• [PASSAGE]:
┄┄┄┄┄┄┄┄┄┄┄┄┄┄┄┄┄┄┄┄
Skip to main content

CLI tool for data diffing between two tables

Project description

tablediff

CLI tool for data diffing between two tables:

Screenshot

Installation

The package is available in PyPi and can be installed by specifying the package name and the adapter for your database.

Currently it was tested with DuckDB and Snowflake, but should work with all adapters that reladiff supports:

Adapter Command
DuckDB pip install tablediff-cli
Snowflake pip install tablediff-cli[snowflake]
MySQL pip install tablediff-cli[mysql]
PostgreSQL pip install tablediff-cli[postgresql]
BigQuery pip install tablediff-cli[bigquery]
Clickhouse pip install tablediff-cli[clickhouse]
Presto pip install tablediff-cli[presto]
Oracle pip install tablediff-cli[oracle]
Trino pip install tablediff-cli[trino]
Vertica pip install tablediff-cli[vertica]

To install all available adapters try:

pip install tablediff-cli[all]

Requires Python 3.10+. Technically can be downported to earlier versions, let me know if you need it.

Usage

Once installed, use command-line to run the diffing process:

tablediff compare \
  TABLE_A \
  TABLE_B \
  --pk PRIMARY_KEY \
  --conn CONNECTION_STRING [OPTIONS]
  • tables should be in format table_name or schema.table_name or database.schema.table_name
    • for Snowflake use all identifiers in UPPERCASE
  • --pk is the primary key column (should exist in both tables)
  • --conn is the database connection string

Schema-only comparison:

tablediff schema \
  TABLE_A \
  TABLE_B \
  --conn CONNECTION_STRING [--conn2 CONNECTION_STRING]

CSV comparison (same options as for compare):

tablediff files \
  FILE_A \
  FILE_B \
  --pk PRIMARY_KEY [OPTIONS]

Cross-Database Comparison

You can compare tables across different databases using --conn and --conn2:

tablediff compare \
  TABLE_A \
  TABLE_B \
  --pk PRIMARY_KEY \
  --conn CONNECTION_A \
  --conn2 CONNECTION_B [OPTIONS]
  • --conn - connection string for TABLE_A
  • --conn2 - connection string for TABLE_B

Connection strings

Here are a could of examples of connection strings:

  • DuckDB

    duckdb://<file_path>
    
  • Snowflake

    "snowflake://<user>[:<password>]@<account>/<database>/<SCHEMA>?warehouse=<WAREHOUSE>&role=<role>[&authenticator=externalbrowser]"
┄┄┄┄┄┄┄┄┄┄┄┄┄┄┄┄┄┄┄┄
Data records

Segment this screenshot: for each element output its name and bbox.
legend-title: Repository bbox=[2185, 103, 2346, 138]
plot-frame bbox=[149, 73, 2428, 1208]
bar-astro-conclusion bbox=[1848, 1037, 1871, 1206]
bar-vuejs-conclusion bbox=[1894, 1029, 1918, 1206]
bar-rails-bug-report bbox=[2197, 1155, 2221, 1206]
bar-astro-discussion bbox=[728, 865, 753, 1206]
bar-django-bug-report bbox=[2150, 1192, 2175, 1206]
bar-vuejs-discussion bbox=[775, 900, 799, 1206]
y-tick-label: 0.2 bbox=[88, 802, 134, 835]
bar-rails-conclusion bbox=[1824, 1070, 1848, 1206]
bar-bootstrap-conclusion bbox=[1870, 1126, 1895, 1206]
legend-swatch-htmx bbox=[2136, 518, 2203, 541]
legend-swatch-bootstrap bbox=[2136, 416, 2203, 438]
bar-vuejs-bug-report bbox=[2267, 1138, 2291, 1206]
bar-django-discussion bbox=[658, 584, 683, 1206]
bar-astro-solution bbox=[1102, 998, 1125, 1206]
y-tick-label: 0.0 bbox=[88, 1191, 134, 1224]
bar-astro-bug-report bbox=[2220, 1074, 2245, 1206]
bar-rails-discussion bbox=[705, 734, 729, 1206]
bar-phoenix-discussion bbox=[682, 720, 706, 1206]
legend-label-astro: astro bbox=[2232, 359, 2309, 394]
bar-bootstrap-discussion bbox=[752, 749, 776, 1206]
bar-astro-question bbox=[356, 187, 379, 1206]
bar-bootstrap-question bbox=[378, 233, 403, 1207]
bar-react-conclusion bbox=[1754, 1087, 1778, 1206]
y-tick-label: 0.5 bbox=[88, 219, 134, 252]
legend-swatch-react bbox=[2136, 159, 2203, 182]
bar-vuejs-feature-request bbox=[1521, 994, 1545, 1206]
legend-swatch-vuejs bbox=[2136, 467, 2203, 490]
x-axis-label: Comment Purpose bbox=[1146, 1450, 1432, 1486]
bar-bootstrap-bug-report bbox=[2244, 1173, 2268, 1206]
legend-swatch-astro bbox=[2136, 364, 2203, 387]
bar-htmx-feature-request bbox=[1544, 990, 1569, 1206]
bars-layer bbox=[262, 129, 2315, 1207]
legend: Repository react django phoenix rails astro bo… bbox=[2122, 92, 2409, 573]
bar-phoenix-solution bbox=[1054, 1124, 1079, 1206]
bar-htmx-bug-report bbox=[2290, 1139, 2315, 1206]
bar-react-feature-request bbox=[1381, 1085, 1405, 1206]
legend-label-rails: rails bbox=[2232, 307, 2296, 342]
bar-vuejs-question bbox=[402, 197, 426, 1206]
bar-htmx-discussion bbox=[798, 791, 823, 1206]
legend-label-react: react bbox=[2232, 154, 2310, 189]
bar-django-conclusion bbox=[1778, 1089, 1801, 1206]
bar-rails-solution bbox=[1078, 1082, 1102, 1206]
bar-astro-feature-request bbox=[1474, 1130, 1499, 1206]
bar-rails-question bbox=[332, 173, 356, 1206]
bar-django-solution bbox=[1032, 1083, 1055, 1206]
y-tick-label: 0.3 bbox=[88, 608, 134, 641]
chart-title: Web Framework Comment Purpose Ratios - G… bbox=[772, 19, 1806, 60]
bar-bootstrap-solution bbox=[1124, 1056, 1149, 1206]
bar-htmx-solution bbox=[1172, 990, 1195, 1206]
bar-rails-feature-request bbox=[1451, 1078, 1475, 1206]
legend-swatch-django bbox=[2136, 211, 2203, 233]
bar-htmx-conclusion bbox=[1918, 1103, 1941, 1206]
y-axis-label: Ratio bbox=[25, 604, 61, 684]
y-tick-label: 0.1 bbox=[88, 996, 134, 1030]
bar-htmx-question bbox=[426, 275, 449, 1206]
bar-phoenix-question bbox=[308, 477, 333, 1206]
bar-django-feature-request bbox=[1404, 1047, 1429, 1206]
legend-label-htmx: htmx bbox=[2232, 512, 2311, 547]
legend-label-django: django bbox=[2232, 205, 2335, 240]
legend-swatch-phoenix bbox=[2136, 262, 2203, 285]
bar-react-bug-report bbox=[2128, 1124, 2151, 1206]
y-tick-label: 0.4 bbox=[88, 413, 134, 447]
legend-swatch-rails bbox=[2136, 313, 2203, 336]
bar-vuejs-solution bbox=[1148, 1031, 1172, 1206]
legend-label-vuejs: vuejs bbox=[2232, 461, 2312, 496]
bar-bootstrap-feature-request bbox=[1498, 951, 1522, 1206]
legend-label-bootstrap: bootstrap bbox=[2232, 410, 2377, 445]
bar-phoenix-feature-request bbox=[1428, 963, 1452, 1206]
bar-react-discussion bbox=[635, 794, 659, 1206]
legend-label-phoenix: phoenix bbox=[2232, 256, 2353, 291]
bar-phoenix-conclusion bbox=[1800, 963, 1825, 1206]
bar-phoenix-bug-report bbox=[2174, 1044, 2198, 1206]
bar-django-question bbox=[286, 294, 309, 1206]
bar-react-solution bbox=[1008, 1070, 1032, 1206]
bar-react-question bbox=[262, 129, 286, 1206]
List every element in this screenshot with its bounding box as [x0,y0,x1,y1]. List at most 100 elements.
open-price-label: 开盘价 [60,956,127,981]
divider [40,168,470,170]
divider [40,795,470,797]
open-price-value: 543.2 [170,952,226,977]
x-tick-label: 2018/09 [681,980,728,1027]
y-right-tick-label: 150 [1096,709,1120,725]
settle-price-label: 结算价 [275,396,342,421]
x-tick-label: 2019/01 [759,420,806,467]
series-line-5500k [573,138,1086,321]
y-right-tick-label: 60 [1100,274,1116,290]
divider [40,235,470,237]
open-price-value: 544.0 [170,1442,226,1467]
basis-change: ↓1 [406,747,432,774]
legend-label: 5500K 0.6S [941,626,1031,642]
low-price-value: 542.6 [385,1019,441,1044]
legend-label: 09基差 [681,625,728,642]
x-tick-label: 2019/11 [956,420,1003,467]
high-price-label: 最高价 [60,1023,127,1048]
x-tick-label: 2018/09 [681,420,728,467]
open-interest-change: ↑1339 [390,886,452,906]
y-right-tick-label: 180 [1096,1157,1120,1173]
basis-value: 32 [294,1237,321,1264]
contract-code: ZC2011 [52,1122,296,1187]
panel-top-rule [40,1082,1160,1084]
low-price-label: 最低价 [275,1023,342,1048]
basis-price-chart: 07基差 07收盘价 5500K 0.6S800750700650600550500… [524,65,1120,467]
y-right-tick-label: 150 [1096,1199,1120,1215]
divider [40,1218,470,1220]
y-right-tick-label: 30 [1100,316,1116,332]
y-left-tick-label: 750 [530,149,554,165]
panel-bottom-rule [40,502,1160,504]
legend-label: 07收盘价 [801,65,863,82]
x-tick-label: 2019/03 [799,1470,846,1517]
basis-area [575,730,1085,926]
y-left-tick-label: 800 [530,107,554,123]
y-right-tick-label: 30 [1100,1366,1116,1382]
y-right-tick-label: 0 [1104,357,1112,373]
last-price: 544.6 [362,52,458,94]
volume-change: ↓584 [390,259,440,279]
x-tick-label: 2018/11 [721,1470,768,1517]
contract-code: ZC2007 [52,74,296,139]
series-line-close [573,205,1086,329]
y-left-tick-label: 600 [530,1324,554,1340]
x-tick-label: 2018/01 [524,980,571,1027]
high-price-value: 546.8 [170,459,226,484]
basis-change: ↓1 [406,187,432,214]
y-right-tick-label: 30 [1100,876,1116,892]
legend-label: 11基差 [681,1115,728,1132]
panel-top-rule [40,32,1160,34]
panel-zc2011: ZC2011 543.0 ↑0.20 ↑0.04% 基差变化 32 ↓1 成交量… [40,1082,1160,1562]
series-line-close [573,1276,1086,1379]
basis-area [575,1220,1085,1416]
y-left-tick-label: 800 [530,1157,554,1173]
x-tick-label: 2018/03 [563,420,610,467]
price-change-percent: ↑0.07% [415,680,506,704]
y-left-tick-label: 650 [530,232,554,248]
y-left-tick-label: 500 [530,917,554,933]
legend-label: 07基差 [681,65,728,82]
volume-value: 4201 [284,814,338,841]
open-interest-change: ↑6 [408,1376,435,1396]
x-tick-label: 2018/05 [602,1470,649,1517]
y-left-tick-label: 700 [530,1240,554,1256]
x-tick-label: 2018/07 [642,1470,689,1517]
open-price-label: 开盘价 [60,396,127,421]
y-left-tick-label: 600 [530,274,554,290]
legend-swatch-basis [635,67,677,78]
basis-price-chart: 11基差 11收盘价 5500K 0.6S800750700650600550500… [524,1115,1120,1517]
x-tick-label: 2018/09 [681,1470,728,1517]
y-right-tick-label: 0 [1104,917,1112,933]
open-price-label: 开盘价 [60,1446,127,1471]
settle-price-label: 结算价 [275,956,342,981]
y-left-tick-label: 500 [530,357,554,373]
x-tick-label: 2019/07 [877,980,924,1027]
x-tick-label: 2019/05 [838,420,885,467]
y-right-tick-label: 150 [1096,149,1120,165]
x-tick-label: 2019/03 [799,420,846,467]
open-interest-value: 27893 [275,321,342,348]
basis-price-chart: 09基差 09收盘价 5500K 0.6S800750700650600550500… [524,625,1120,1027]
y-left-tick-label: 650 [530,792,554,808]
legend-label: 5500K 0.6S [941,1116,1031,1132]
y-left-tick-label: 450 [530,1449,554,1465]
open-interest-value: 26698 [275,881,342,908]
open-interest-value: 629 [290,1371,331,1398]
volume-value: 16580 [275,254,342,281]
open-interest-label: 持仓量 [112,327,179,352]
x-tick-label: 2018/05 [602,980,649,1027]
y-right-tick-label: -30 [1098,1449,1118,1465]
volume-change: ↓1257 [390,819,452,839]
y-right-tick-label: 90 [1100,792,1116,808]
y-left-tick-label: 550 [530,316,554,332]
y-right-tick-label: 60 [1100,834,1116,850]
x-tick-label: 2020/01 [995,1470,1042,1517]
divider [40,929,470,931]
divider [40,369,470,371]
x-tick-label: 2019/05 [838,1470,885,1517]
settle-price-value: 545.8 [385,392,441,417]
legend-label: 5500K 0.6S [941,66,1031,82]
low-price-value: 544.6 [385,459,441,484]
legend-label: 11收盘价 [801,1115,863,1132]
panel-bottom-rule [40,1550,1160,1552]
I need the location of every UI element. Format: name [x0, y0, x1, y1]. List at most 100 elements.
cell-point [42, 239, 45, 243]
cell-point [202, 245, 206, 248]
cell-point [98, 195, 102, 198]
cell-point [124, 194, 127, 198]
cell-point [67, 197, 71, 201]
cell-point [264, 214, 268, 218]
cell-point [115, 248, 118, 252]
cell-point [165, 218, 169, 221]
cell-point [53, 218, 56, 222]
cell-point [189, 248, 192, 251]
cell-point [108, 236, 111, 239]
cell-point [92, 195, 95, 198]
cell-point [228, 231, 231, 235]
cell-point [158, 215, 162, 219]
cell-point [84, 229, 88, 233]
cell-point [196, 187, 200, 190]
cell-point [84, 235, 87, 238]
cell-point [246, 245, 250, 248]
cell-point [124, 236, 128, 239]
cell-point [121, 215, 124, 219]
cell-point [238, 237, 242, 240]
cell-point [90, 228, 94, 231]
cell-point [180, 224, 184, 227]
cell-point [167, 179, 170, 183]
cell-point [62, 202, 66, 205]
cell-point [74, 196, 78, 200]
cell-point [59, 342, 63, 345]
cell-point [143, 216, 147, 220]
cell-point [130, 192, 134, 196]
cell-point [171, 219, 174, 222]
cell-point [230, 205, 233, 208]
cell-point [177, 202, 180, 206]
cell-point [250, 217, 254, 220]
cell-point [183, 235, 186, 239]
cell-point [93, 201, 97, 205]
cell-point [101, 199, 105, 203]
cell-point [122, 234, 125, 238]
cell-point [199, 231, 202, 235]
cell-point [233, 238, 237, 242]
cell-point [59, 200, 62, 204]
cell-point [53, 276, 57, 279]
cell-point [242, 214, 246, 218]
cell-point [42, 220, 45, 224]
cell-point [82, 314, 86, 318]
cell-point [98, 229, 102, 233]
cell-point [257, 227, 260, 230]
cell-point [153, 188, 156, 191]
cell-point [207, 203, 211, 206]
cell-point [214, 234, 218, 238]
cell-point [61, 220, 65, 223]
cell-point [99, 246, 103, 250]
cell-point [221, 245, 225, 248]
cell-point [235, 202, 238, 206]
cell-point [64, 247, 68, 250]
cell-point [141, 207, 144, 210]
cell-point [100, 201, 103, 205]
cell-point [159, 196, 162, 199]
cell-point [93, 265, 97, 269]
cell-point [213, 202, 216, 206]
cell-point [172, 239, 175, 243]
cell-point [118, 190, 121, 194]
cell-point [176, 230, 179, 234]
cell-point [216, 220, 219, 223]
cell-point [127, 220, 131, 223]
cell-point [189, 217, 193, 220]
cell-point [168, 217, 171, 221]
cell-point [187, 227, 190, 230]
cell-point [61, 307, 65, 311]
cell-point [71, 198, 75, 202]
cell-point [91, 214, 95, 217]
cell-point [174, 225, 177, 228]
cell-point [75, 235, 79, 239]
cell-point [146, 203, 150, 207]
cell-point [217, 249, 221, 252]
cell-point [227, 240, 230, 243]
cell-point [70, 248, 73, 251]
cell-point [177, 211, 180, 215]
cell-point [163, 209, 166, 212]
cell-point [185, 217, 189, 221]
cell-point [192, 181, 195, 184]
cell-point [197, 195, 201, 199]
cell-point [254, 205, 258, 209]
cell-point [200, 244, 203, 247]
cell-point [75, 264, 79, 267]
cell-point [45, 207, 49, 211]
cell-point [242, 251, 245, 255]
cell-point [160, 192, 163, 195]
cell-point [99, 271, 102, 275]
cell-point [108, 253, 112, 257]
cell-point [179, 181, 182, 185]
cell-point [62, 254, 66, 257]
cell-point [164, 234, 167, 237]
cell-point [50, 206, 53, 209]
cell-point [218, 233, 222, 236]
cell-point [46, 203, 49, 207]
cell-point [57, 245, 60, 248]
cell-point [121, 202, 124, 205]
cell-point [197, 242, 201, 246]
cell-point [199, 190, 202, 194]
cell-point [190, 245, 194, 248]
┄┄┄┄┄┄┄┄┄┄┄┄┄┄┄┄┄┄┄┄
• [GIVEN TASK 1]:
What Python version does the tablediff page say the tool requires?
• [GIVEN TASK 2]:
Continue the tablediff page from where it stops.
The records are separate from the tablediff page and unrelated to it.

• [TASK OUTPUT 1]:
Python 3.10 or later.

• [TASK OUTPUT 2]:
    

For other databases check docs for reladiff.

Examples

Diffing in DuckDB (same database):

tablediff compare \
  users_prod users_dev \
  --pk id --conn duckdb://./sample.duckdb

Diffing across two DuckDB databases:

tablediff compare users users --pk id \
  --conn duckdb://./prod.duckdb \
  --conn2 duckdb://./dev.duckdb

Diffing in Snowflake:

tablediff compare DEV.MART.USERS PROD.MART.USERS \
  --pk USER_ID \
  --conn "snowflake://..."

Cross-database diffing (Snowflake to DuckDB):

tablediff compare PROD.MART.USERS local_users \
  --pk USER_ID \
  --conn "snowflake://..." \
  --conn2 duckdb://./local.duckdb

Additional options

--extended

If you pass --extended flag you'll get an extended output that will show you:

  • Common and unique columns in both tables
  • For rows, it will return:
    • 5 id's that are not matching
    • 5 id's that exist only in table A and B

--where

Allows to pass additional WHERE condition that will be applied to both tables (compare/files):

tablediff compare table_a table_b \
  --pk id \
  --conn snowflake://... \
  --where "created_at >= CURRENT_DATE - 7 and status = 'active'"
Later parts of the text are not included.